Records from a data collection
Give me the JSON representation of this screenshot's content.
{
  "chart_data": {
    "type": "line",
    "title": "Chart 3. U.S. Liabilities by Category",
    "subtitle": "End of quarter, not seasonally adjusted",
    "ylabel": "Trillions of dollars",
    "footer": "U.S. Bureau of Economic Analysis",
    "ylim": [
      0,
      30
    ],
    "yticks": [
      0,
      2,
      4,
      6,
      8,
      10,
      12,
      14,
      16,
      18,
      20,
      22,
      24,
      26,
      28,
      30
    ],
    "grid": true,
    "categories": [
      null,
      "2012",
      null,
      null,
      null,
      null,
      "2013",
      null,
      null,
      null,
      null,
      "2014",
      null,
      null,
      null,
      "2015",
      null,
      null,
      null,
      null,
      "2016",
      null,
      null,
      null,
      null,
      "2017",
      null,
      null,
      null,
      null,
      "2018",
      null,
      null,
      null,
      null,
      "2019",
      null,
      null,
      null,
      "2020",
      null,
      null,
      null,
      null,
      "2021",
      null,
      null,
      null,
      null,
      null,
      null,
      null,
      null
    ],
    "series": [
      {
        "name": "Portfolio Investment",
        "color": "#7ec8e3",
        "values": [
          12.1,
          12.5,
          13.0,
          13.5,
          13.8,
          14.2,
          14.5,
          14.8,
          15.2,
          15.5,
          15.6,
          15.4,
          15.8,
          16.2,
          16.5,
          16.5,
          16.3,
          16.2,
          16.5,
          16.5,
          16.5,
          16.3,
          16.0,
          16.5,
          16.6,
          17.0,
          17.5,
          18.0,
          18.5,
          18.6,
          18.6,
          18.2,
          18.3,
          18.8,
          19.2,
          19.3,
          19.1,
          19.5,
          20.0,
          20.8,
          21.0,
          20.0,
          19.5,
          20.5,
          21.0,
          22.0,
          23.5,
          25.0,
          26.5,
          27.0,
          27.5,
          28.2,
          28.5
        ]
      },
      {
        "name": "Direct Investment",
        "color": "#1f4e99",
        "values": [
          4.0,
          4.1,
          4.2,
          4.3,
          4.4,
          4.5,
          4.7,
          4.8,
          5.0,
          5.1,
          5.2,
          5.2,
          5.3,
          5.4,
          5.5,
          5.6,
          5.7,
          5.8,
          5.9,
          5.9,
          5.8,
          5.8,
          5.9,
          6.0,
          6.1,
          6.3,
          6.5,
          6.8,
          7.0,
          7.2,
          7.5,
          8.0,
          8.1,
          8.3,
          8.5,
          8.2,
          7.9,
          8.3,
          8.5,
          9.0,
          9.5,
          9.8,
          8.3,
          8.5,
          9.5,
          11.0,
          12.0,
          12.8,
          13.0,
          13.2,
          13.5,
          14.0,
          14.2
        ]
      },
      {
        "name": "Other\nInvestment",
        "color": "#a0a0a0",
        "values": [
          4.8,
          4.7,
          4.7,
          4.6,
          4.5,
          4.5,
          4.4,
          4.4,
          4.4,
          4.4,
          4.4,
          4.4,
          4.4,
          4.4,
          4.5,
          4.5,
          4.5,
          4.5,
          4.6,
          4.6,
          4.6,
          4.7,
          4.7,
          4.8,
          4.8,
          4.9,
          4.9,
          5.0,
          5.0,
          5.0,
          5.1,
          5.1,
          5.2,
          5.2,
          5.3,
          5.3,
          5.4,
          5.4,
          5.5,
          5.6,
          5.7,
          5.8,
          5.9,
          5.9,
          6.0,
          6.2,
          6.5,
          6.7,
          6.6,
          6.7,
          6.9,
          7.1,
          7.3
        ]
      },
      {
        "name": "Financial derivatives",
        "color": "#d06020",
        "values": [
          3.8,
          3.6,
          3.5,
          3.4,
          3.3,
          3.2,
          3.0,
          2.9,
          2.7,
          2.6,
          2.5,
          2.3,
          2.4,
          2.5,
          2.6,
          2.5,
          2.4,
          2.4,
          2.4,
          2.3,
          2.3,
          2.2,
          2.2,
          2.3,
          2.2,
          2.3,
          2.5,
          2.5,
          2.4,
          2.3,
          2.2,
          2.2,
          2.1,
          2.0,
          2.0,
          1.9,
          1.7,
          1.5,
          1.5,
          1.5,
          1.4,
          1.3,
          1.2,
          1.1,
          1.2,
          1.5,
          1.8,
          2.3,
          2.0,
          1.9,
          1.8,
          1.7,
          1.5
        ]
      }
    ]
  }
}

→ Exercise task: Extract all lines containing the word "name".

→ Solution for this problem:
        "name": "Portfolio Investment",
        "name": "Direct Investment",
        "name": "Other\nInvestment",
        "name": "Financial derivatives",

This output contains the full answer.